WRITTEN EXERCISE: Work through the data line by line, gathering every line that has the word "chargée".

# START OF INPUT RECORDS

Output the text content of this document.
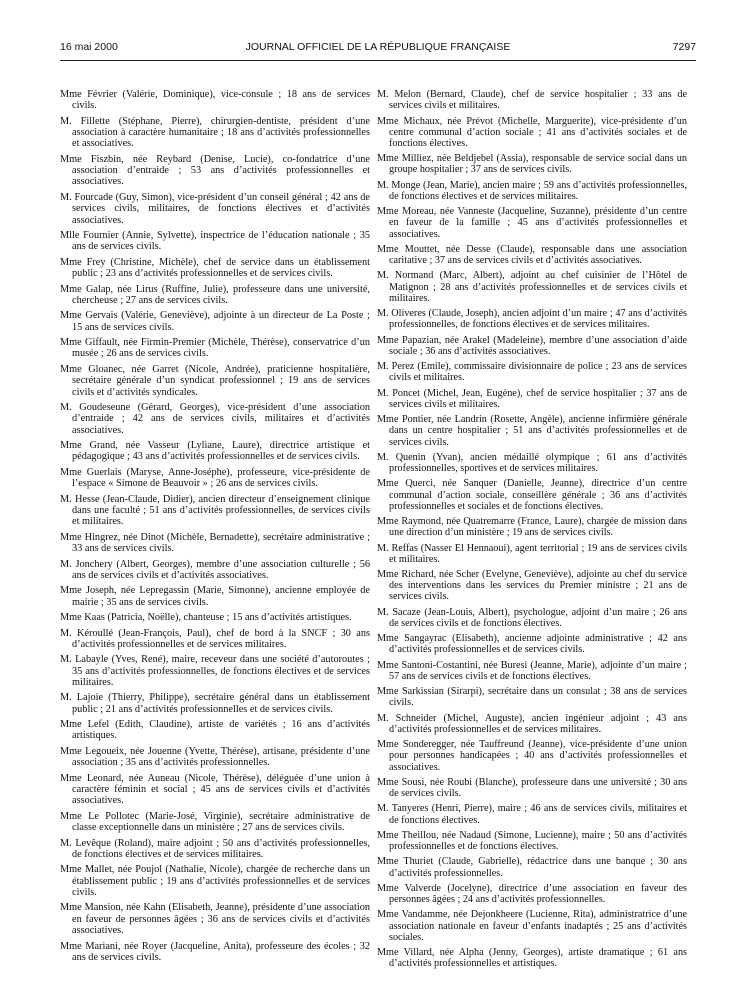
16 mai 2000	JOURNAL OFFICIEL DE LA RÉPUBLIQUE FRANÇAISE	7297

Mme Février (Valérie, Dominique), vice-consule ; 18 ans de services civils.

M. Fillette (Stéphane, Pierre), chirurgien-dentiste, président d’une association à caractère humanitaire ; 18 ans d’activités professionnelles et associatives.

Mme Fiszbin, née Reybard (Denise, Lucie), co-fondatrice d’une association d’entraide ; 53 ans d’activités professionnelles et associatives.

M. Fourcade (Guy, Simon), vice-président d’un conseil général ; 42 ans de services civils, militaires, de fonctions électives et d’activités associatives.

Mlle Fournier (Annie, Sylvette), inspectrice de l’éducation nationale ; 35 ans de services civils.

Mme Frey (Christine, Michèle), chef de service dans un établissement public ; 23 ans d’activités professionnelles et de services civils.

Mme Galap, née Lirus (Ruffine, Julie), professeure dans une université, chercheuse ; 27 ans de services civils.

Mme Gervais (Valérie, Geneviève), adjointe à un directeur de La Poste ; 15 ans de services civils.

Mme Giffault, née Firmin-Premier (Michèle, Thérèse), conservatrice d’un musée ; 26 ans de services civils.

Mme Gloanec, née Garret (Nicole, Andrée), praticienne hospitalière, secrétaire générale d’un syndicat professionnel ; 19 ans de services civils et d’activités syndicales.

M. Goudeseune (Gérard, Georges), vice-président d’une association d’entraide ; 42 ans de services civils, militaires et d’activités associatives.

Mme Grand, née Vasseur (Lyliane, Laure), directrice artistique et pédagogique ; 43 ans d’activités professionnelles et de services civils.

Mme Guerlais (Maryse, Anne-Joséphe), professeure, vice-présidente de l’espace « Simone de Beauvoir » ; 26 ans de services civils.

M. Hesse (Jean-Claude, Didier), ancien directeur d’enseignement clinique dans une faculté ; 51 ans d’activités professionnelles, de services civils et militaires.

Mme Hingrez, née Dinot (Michèle, Bernadette), secrétaire administrative ; 33 ans de services civils.

M. Jonchery (Albert, Georges), membre d’une association culturelle ; 56 ans de services civils et d’activités associatives.

Mme Joseph, née Lepregassin (Marie, Simonne), ancienne employée de mairie ; 35 ans de services civils.

Mme Kaas (Patricia, Noëlle), chanteuse ; 15 ans d’activités artistiques.

M. Kéroullé (Jean-François, Paul), chef de bord à la SNCF ; 30 ans d’activités professionnelles et de services militaires.

M. Labayle (Yves, René), maire, receveur dans une société d’autoroutes ; 35 ans d’activités professionnelles, de fonctions électives et de services militaires.

M. Lajoie (Thierry, Philippe), secrétaire général dans un établissement public ; 21 ans d’activités professionnelles et de services civils.

Mme Lefel (Edith, Claudine), artiste de variétés ; 16 ans d’activités artistiques.

Mme Legoueix, née Jouenne (Yvette, Thérèse), artisane, présidente d’une association ; 35 ans d’activités professionnelles.

Mme Leonard, née Auneau (Nicole, Thérèse), déléguée d’une union à caractère féminin et social ; 45 ans de services civils et d’activités associatives.

Mme Le Pollotec (Marie-José, Virginie), secrétaire administrative de classe exceptionnelle dans un ministère ; 27 ans de services civils.

M. Levêque (Roland), maire adjoint ; 50 ans d’activités professionnelles, de fonctions électives et de services militaires.

Mme Mallet, née Poujol (Nathalie, Nicole), chargée de recherche dans un établissement public ; 19 ans d’activités professionnelles et de services civils.

Mme Mansion, née Kahn (Elisabeth, Jeanne), présidente d’une association en faveur de personnes âgées ; 36 ans de services civils et d’activités associatives.

Mme Mariani, née Royer (Jacqueline, Anita), professeure des écoles ; 32 ans de services civils.

M. Melon (Bernard, Claude), chef de service hospitalier ; 33 ans de services civils et militaires.

Mme Michaux, née Prévot (Michelle, Marguerite), vice-présidente d’un centre communal d’action sociale ; 41 ans d’activités sociales et de fonctions électives.

Mme Milliez, née Beldjebel (Assia), responsable de service social dans un groupe hospitalier ; 37 ans de services civils.

M. Monge (Jean, Marie), ancien maire ; 59 ans d’activités professionnelles, de fonctions électives et de services militaires.

Mme Moreau, née Vanneste (Jacqueline, Suzanne), présidente d’un centre en faveur de la famille ; 45 ans d’activités professionnelles et associatives.

Mme Mouttet, née Desse (Claude), responsable dans une association caritative ; 37 ans de services civils et d’activités associatives.

M. Normand (Marc, Albert), adjoint au chef cuisinier de l’Hôtel de Matignon ; 28 ans d’activités professionnelles et de services civils et militaires.

M. Oliveres (Claude, Joseph), ancien adjoint d’un maire ; 47 ans d’activités professionnelles, de fonctions électives et de services militaires.

Mme Papazian, née Arakel (Madeleine), membre d’une association d’aide sociale ; 36 ans d’activités associatives.

M. Perez (Emile), commissaire divisionnaire de police ; 23 ans de services civils et militaires.

M. Poncet (Michel, Jean, Eugène), chef de service hospitalier ; 37 ans de services civils et militaires.

Mme Pontier, née Landrin (Rosette, Angèle), ancienne infirmière générale dans un centre hospitalier ; 51 ans d’activités professionnelles et de services civils.

M. Quenin (Yvan), ancien médaillé olympique ; 61 ans d’activités professionnelles, sportives et de services militaires.

Mme Querci, née Sanquer (Danielle, Jeanne), directrice d’un centre communal d’action sociale, conseillère générale ; 36 ans d’activités professionnelles et sociales et de fonctions électives.

Mme Raymond, née Quatremarre (France, Laure), chargée de mission dans une direction d’un ministère ; 19 ans de services civils.

M. Reffas (Nasser El Hennaoui), agent territorial ; 19 ans de services civils et militaires.

Mme Richard, née Scher (Evelyne, Geneviève), adjointe au chef du service des interventions dans les services du Premier ministre ; 21 ans de services civils.

M. Sacaze (Jean-Louis, Albert), psychologue, adjoint d’un maire ; 26 ans de services civils et de fonctions électives.

Mme Sangayrac (Elisabeth), ancienne adjointe administrative ; 42 ans d’activités professionnelles et de services civils.

Mme Santoni-Costantini, née Buresi (Jeanne, Marie), adjointe d’un maire ; 57 ans de services civils et de fonctions électives.

Mme Sarkissian (Sirarpi), secrétaire dans un consulat ; 38 ans de services civils.

M. Schneider (Michel, Auguste), ancien ingénieur adjoint ; 43 ans d’activités professionnelles et de services militaires.

Mme Sonderegger, née Tauffreund (Jeanne), vice-présidente d’une union pour personnes handicapées ; 40 ans d’activités professionnelles et associatives.

Mme Sousi, née Roubi (Blanche), professeure dans une université ; 30 ans de services civils.

M. Tanyeres (Henri, Pierre), maire ; 46 ans de services civils, militaires et de fonctions électives.

Mme Theillou, née Nadaud (Simone, Lucienne), maire ; 50 ans d’activités professionnelles et de fonctions électives.

Mme Thuriet (Claude, Gabrielle), rédactrice dans une banque ; 30 ans d’activités professionnelles.

Mme Valverde (Jocelyne), directrice d’une association en faveur des personnes âgées ; 24 ans d’activités professionnelles.

Mme Vandamme, née Dejonkheere (Lucienne, Rita), administratrice d’une association nationale en faveur d’enfants inadaptés ; 25 ans d’activités sociales.

Mme Villard, née Alpha (Jenny, Georges), artiste dramatique ; 61 ans d’activités professionnelles et artistiques.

# END OF INPUT RECORDS

FINISHED ANSWER:
Mme Mallet, née Poujol (Nathalie, Nicole), chargée de recherche dans un établissement public ; 19 ans d’activités professionnelles et de services civils.
Mme Raymond, née Quatremarre (France, Laure), chargée de mission dans une direction d’un ministère ; 19 ans de services civils.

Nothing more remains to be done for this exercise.